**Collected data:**
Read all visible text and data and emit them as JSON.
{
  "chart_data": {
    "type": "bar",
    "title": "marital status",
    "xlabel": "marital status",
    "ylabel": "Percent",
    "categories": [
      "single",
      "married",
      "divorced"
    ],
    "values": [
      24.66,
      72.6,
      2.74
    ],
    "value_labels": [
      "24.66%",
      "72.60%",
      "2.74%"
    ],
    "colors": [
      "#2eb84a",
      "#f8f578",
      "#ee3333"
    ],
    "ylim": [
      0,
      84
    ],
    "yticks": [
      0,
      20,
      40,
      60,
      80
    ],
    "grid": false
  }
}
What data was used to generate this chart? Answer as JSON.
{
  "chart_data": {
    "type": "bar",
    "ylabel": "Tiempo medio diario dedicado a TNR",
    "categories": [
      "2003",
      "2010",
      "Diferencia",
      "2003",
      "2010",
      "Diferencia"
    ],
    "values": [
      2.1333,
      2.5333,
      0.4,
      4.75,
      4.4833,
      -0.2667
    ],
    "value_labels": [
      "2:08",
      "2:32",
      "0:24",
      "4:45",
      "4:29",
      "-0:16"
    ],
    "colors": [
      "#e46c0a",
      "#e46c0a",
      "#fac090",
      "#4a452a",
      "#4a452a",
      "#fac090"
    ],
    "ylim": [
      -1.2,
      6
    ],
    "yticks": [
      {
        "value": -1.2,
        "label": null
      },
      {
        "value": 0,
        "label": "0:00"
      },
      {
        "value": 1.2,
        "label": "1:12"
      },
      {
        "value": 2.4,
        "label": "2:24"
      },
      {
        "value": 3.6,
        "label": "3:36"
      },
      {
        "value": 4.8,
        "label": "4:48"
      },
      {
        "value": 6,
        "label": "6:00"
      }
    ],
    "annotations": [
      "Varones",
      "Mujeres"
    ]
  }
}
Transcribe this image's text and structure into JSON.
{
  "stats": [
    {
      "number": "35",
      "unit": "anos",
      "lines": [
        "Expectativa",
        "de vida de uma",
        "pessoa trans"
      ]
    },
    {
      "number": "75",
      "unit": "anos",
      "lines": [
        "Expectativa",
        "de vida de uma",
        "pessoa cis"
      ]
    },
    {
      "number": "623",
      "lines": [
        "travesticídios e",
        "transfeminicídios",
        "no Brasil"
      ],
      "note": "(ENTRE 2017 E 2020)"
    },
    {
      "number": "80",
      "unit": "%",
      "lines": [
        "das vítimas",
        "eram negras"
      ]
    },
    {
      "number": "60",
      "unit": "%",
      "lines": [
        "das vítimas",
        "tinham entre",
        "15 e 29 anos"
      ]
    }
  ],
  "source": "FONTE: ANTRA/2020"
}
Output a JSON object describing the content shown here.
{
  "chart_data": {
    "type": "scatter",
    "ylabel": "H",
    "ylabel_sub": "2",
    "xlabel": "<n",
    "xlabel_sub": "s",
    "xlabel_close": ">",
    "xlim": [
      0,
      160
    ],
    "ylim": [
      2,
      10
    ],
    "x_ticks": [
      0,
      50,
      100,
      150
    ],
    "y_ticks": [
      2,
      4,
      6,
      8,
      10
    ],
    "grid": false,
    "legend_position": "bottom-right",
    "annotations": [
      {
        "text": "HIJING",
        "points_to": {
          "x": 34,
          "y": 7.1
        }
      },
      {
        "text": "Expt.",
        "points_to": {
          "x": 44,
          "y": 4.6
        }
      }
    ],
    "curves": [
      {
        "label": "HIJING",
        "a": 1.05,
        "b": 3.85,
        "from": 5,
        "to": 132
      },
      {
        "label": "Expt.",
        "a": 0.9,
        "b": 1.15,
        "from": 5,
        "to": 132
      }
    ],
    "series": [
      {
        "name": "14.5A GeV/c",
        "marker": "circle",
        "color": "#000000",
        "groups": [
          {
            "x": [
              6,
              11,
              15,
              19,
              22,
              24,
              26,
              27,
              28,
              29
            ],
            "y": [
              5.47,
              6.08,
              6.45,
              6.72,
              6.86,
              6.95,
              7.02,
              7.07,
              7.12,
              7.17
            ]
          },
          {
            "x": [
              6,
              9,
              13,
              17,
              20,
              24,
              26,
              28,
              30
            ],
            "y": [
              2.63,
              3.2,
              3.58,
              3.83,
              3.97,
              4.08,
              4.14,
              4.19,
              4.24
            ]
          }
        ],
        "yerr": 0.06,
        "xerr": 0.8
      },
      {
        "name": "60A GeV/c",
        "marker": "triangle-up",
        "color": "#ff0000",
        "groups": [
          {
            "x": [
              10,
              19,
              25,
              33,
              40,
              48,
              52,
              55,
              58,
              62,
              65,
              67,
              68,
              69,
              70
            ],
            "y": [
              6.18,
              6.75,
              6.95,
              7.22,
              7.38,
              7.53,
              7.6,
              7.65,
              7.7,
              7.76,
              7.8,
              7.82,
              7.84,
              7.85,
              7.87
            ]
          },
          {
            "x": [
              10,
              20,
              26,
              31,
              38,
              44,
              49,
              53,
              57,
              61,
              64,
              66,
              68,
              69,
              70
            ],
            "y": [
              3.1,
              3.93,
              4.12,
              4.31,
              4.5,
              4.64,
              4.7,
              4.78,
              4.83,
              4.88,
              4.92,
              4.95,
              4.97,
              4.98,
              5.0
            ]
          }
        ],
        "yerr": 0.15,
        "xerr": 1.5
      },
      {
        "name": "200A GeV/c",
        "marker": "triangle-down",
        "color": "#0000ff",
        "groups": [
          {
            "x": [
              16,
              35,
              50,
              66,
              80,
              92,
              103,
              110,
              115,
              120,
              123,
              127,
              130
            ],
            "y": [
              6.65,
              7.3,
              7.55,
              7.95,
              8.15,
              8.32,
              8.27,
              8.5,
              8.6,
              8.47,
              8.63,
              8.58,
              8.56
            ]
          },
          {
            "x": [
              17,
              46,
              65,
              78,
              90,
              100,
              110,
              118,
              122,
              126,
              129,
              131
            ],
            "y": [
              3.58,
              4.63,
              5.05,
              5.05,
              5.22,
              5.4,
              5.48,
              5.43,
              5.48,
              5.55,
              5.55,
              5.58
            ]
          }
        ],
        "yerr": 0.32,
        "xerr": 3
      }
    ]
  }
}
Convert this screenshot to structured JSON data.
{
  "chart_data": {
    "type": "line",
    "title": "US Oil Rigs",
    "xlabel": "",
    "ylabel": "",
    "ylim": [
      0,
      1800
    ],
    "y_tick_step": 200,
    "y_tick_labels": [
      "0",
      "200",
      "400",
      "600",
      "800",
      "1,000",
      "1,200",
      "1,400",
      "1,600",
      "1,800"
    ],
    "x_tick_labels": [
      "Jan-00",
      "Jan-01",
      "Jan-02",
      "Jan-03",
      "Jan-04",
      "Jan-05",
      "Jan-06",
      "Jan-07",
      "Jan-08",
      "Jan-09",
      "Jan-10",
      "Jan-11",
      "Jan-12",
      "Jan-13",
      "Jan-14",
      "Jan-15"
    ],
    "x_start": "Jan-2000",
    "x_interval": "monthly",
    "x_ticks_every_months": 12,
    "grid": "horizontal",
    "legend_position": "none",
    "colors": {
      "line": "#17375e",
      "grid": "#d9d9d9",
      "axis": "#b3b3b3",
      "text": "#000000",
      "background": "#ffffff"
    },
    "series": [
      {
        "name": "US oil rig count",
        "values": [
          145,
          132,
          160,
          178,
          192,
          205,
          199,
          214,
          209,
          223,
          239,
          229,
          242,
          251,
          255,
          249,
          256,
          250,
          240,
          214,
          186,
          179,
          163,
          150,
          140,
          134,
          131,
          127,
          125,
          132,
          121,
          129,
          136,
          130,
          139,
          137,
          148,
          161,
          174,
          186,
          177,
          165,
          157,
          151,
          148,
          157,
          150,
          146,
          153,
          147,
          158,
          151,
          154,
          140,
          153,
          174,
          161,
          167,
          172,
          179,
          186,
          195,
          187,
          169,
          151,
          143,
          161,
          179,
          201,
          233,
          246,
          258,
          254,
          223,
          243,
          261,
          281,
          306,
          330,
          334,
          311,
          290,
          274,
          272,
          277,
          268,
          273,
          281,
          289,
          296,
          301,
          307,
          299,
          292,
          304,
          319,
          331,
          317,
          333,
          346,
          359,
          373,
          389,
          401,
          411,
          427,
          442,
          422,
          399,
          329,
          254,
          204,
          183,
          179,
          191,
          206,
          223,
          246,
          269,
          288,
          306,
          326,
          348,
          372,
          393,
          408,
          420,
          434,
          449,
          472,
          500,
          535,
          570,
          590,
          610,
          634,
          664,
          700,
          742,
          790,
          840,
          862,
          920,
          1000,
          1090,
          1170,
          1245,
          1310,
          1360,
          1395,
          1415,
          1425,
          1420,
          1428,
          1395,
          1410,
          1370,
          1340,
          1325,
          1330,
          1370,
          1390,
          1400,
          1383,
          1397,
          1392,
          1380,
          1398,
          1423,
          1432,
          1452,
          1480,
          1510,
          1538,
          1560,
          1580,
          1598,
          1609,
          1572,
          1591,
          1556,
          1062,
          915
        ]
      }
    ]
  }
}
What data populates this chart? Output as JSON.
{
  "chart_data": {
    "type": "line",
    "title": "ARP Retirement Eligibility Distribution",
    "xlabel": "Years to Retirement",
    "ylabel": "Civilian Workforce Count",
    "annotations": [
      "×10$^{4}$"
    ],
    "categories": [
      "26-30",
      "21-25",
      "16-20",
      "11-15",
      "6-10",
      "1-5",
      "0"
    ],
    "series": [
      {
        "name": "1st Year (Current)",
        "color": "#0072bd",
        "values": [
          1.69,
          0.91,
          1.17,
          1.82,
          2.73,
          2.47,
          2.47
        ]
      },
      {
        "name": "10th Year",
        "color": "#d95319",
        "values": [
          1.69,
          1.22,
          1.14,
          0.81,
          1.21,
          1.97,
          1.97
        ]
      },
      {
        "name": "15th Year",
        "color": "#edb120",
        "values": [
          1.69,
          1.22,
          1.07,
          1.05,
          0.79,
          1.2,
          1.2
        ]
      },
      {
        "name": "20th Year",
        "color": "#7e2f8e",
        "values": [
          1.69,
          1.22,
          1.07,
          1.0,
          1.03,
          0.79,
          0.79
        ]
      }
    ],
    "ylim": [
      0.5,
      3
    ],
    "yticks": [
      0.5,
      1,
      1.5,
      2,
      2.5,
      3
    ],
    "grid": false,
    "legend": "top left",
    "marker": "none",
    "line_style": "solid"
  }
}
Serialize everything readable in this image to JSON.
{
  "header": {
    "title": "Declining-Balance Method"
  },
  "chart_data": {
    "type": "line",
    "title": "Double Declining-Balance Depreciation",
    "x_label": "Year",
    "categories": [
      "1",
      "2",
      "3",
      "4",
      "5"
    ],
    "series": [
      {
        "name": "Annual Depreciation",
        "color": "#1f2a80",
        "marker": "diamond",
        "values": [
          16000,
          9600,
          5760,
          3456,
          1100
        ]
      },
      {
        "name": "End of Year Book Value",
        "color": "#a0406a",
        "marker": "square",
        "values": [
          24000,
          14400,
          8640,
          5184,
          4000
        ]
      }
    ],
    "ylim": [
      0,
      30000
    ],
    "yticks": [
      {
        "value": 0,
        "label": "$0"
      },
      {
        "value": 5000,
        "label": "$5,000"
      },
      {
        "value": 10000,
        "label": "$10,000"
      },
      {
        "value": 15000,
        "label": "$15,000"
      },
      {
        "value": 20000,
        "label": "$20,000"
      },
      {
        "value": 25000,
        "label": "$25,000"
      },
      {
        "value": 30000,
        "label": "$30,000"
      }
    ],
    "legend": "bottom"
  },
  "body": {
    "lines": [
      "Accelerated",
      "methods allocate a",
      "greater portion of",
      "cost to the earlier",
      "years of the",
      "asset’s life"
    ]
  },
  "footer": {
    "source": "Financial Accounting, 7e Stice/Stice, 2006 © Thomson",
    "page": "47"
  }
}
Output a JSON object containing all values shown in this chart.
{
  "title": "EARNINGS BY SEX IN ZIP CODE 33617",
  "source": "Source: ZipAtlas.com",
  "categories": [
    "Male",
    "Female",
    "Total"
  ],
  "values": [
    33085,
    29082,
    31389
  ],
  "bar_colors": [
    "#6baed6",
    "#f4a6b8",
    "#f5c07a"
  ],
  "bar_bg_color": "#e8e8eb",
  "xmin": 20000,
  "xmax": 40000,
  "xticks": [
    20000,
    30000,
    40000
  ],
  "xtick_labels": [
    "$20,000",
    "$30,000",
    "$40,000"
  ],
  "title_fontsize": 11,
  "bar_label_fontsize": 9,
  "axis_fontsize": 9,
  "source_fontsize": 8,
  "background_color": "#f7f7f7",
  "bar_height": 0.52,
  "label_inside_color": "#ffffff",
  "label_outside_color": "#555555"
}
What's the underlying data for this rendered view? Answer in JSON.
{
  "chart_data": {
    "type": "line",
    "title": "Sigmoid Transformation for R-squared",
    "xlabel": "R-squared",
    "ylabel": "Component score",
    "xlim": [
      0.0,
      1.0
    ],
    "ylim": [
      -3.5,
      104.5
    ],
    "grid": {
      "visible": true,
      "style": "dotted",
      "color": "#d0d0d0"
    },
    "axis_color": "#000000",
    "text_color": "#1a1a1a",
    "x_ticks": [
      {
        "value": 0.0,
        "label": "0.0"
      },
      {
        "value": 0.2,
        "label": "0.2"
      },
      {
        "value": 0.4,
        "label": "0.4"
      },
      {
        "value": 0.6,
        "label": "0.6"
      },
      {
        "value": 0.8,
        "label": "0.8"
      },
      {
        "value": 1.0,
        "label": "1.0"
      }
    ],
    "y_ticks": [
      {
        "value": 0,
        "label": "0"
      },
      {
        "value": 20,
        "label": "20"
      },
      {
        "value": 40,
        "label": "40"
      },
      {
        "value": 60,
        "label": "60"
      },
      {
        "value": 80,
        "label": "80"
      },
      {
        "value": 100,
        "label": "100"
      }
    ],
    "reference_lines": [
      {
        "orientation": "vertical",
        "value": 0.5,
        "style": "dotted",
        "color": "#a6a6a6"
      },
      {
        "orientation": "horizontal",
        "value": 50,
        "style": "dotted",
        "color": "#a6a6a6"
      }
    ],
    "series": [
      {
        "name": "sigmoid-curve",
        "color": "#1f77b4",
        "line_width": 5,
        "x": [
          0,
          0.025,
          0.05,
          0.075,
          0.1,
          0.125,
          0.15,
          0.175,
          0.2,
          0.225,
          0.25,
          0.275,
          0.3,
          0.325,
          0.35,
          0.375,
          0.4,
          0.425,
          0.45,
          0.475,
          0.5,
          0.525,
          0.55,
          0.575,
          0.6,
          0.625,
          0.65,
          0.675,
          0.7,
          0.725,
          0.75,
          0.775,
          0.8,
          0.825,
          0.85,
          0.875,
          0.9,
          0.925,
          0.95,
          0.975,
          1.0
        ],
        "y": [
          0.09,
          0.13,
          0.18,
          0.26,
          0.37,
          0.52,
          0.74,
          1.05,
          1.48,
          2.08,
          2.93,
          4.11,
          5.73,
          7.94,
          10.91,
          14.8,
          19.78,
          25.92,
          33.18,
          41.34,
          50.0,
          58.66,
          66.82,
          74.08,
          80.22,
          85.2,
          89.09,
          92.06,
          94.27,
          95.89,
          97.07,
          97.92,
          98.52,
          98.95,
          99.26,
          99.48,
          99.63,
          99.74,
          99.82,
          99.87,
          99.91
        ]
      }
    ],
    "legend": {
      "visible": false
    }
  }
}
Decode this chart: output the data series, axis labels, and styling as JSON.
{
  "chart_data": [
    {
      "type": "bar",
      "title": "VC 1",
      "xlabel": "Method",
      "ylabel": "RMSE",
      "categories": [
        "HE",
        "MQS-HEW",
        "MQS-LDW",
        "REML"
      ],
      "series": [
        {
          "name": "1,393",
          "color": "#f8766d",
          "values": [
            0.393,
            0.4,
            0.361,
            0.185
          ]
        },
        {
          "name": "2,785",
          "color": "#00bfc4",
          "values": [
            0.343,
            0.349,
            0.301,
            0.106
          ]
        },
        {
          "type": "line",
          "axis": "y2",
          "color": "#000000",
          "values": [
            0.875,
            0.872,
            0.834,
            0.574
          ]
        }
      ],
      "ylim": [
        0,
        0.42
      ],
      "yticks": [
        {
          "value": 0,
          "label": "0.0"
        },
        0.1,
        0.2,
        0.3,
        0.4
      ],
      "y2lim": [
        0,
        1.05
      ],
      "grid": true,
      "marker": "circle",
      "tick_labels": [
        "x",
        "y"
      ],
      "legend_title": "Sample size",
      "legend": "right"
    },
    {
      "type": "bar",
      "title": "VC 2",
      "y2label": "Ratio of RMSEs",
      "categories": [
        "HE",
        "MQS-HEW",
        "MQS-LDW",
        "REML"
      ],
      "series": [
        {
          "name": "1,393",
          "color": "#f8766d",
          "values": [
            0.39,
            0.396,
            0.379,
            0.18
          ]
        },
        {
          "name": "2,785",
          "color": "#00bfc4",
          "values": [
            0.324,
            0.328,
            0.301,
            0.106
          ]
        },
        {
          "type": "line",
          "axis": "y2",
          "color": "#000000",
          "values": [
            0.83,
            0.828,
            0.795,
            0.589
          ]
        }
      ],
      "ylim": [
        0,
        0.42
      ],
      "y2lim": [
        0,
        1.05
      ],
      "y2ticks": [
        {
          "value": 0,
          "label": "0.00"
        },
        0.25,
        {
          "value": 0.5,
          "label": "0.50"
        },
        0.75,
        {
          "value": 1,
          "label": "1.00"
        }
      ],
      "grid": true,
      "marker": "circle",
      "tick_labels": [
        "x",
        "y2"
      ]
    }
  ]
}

**Requirement:**
Gather all lines of the records that include the word "Retirement".

**Response to this exercise:**
    "title": "ARP Retirement Eligibility Distribution",
    "xlabel": "Years to Retirement",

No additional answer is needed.